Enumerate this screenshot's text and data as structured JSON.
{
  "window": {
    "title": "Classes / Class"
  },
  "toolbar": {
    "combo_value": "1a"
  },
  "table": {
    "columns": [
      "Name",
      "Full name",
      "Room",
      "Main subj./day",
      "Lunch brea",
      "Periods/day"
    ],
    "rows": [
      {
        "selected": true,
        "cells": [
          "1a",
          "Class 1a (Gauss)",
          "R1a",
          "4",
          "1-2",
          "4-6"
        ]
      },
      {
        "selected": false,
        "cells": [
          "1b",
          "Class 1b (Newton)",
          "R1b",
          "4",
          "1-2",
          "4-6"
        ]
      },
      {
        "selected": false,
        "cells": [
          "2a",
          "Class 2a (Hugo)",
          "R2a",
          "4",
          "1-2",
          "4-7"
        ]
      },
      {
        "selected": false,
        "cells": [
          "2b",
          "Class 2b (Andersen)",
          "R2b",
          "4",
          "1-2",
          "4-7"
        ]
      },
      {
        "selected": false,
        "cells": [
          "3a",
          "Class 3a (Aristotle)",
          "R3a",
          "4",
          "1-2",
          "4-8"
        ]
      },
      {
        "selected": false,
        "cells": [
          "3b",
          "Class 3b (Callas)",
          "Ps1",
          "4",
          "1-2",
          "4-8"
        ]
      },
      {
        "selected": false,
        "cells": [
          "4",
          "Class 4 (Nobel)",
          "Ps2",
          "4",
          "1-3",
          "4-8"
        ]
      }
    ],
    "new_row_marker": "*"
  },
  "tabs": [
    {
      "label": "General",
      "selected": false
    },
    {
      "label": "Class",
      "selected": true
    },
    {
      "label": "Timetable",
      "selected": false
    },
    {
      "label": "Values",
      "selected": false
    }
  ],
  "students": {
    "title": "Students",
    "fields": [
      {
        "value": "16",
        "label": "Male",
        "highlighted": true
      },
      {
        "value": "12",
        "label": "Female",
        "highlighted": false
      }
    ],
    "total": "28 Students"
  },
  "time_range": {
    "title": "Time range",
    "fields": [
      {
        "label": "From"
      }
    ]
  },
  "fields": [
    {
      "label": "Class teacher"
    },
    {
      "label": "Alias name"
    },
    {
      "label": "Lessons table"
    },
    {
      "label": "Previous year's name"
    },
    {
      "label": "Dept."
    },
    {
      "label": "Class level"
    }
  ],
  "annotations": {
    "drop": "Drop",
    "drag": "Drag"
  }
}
——————————
» Your task: Each line that has the word "Class" should be copied.

» Output:
    "title": "Classes / Class"
          "Class 1a (Gauss)",
          "Class 1b (Newton)",
          "Class 2a (Hugo)",
          "Class 2b (Andersen)",
          "Class 3a (Aristotle)",
          "Class 3b (Callas)",
          "Class 4 (Nobel)",
      "label": "Class",
      "label": "Class teacher"
      "label": "Class level"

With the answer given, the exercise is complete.